• [What is being asked]
The answer must consist of every line from the entries below that contains the word "sostenible".

◆ ◆ ◆

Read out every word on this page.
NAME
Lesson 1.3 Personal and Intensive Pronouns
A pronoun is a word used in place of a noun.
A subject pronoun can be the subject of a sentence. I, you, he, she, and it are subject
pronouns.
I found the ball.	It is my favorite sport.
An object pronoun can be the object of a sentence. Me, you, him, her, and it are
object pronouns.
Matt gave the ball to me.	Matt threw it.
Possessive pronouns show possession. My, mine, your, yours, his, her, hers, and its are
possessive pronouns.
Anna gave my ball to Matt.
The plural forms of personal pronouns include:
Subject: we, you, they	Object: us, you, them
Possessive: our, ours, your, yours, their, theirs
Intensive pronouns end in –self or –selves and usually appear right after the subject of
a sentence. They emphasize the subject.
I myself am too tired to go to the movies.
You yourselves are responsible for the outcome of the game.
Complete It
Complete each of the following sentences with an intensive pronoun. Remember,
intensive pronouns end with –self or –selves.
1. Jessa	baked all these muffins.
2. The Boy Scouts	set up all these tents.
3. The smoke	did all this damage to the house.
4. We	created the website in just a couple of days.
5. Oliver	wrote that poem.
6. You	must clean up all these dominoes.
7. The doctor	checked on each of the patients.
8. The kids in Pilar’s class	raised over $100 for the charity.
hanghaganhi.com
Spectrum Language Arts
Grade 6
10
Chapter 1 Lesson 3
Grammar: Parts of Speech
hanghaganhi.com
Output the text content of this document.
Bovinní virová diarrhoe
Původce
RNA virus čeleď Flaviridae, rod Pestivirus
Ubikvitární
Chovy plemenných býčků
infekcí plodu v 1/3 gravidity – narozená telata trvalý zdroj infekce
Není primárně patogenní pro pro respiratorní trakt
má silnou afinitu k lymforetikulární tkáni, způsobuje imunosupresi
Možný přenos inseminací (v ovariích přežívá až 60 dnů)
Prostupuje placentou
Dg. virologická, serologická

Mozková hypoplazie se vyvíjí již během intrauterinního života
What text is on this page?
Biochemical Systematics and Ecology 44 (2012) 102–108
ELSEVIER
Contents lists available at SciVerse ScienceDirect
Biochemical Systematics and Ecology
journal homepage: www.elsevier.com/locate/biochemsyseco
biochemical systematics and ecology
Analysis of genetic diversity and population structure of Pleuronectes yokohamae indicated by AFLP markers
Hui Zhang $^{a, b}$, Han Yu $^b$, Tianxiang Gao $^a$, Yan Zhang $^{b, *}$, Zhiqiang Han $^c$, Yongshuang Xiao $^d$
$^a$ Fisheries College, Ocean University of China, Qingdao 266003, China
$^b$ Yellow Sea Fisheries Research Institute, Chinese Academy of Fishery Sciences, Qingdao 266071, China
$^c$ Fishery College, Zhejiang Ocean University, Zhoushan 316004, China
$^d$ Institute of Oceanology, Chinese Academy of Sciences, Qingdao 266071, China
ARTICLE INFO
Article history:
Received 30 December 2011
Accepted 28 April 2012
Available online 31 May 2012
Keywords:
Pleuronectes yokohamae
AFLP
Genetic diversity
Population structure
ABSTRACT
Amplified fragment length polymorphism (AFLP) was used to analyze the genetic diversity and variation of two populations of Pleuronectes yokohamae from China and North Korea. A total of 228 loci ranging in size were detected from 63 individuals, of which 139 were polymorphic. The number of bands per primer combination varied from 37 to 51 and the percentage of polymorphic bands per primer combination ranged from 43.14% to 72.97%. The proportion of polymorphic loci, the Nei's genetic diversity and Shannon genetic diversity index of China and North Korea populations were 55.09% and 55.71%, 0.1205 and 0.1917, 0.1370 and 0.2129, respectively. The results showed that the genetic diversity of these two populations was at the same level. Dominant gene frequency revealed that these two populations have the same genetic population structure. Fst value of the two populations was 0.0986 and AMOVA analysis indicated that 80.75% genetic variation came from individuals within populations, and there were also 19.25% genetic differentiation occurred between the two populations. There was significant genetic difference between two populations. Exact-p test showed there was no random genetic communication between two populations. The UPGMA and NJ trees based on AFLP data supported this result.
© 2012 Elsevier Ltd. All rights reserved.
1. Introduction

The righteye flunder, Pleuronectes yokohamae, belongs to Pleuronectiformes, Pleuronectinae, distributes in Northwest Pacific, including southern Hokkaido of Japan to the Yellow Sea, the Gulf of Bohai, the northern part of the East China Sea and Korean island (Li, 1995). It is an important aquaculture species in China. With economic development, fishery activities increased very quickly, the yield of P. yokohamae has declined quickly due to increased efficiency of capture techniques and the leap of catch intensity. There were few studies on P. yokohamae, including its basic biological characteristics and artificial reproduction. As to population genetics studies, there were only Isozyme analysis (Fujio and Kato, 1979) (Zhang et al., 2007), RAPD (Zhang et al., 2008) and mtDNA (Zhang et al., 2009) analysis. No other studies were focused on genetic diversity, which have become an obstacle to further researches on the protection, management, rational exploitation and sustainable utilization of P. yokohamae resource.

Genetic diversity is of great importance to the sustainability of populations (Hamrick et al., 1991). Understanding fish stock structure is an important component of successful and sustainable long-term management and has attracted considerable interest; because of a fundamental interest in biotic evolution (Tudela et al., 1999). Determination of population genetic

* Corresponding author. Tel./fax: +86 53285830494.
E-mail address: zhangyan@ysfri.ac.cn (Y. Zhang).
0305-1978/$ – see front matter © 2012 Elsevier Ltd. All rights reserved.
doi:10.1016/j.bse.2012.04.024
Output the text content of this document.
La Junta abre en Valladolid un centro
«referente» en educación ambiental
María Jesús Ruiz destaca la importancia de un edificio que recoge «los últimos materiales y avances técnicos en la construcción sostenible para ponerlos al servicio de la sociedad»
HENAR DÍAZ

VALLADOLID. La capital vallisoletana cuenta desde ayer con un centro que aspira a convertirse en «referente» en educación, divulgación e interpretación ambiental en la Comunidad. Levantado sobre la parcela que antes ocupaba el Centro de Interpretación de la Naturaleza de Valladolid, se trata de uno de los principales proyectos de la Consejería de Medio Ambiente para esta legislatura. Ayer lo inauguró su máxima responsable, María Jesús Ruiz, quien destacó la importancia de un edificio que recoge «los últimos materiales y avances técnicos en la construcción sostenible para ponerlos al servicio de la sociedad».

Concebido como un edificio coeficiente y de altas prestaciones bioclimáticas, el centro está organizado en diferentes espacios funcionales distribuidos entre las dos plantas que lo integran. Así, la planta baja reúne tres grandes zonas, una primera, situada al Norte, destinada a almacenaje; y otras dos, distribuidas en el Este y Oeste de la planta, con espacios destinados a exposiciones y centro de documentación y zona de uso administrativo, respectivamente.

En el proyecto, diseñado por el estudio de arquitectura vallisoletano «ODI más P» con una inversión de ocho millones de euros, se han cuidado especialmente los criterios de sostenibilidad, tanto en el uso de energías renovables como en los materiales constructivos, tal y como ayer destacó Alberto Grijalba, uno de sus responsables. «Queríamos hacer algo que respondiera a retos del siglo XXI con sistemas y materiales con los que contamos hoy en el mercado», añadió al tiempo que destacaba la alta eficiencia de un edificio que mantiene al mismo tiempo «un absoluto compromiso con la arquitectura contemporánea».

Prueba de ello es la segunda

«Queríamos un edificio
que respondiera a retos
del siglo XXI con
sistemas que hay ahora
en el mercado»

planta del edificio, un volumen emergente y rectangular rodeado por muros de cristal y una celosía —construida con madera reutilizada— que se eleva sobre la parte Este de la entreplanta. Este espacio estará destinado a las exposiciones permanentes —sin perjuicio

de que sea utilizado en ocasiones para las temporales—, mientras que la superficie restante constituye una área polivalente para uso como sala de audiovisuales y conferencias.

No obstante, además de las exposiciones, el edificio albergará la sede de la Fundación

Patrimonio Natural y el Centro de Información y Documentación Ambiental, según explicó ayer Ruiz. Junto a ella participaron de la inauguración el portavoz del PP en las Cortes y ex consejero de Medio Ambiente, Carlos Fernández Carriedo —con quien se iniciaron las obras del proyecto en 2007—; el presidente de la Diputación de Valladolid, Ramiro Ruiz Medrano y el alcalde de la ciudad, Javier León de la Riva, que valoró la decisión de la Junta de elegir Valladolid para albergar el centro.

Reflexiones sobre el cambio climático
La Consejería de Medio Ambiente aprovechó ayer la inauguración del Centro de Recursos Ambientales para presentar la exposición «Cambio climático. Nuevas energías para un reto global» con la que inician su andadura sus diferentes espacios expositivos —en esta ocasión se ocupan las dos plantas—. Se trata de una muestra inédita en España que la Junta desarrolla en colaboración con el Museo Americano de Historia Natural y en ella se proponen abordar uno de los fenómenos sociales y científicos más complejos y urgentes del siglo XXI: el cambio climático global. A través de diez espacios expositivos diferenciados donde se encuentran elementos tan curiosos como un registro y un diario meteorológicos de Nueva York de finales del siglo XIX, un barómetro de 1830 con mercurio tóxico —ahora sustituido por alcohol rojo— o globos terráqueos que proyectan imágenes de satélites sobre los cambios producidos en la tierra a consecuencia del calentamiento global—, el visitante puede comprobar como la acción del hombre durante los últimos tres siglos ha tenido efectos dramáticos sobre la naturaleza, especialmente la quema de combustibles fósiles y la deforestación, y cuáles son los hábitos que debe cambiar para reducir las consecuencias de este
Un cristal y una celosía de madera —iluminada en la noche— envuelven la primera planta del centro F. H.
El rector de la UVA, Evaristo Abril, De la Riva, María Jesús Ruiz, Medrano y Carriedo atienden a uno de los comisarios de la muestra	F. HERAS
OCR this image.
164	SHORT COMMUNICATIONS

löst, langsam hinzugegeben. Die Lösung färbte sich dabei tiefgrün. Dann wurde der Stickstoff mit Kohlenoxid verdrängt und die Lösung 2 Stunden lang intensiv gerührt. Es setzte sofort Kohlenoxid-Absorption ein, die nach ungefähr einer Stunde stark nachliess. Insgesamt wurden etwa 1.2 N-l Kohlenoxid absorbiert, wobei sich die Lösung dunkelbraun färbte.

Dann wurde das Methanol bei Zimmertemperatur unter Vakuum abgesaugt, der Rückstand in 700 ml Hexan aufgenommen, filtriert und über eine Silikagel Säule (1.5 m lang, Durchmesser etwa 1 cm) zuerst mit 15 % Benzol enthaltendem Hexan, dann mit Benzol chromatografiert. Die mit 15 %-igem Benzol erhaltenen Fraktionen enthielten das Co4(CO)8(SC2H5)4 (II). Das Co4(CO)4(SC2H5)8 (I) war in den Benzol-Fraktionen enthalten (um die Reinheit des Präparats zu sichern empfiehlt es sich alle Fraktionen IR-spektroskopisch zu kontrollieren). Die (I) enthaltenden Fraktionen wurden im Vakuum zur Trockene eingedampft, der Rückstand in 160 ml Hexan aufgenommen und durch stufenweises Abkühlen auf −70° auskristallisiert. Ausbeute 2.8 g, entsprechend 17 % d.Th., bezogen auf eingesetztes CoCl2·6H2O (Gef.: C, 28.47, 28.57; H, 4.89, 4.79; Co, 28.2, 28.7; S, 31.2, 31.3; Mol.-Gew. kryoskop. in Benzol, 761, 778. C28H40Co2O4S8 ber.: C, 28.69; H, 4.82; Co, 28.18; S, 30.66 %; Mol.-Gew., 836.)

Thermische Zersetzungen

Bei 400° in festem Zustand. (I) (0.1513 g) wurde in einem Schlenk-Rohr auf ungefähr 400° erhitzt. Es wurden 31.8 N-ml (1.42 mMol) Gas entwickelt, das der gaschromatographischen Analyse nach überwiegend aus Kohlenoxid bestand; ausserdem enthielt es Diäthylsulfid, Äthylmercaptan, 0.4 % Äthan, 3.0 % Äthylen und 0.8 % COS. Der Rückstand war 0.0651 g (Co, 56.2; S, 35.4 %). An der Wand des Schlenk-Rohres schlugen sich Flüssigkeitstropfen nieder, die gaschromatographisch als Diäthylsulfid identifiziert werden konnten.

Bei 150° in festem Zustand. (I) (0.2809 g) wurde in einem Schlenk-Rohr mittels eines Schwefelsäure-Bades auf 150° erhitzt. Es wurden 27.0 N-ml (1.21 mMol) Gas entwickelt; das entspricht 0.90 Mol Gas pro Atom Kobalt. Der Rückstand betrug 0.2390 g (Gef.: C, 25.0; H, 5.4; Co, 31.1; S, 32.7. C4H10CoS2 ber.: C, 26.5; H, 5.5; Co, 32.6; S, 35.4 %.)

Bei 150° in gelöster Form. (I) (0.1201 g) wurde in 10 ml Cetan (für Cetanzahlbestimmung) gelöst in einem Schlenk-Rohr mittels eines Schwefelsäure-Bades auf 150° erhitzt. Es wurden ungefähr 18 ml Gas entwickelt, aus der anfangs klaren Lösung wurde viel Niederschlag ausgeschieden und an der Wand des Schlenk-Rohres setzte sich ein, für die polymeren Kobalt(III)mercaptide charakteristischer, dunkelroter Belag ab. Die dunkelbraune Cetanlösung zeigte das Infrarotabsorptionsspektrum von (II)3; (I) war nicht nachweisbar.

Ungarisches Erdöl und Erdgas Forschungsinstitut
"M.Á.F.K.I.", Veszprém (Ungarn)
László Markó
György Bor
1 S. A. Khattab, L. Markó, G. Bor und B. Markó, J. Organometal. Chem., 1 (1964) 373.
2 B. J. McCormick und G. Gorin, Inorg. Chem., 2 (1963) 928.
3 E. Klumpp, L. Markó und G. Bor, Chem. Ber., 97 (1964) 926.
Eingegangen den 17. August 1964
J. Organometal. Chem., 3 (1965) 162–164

◆ ◆ ◆

• [Task output]
María Jesús Ruiz destaca la importancia de un edificio que recoge «los últimos materiales y avances técnicos en la construcción sostenible para ponerlos al servicio de la sociedad»
VALLADOLID. La capital vallisoletana cuenta desde ayer con un centro que aspira a convertirse en «referente» en educación, divulgación e interpretación ambiental en la Comunidad. Levantado sobre la parcela que antes ocupaba el Centro de Interpretación de la Naturaleza de Valladolid, se trata de uno de los principales proyectos de la Consejería de Medio Ambiente para esta legislatura. Ayer lo inauguró su máxima responsable, María Jesús Ruiz, quien destacó la importancia de un edificio que recoge «los últimos materiales y avances técnicos en la construcción sostenible para ponerlos al servicio de la sociedad».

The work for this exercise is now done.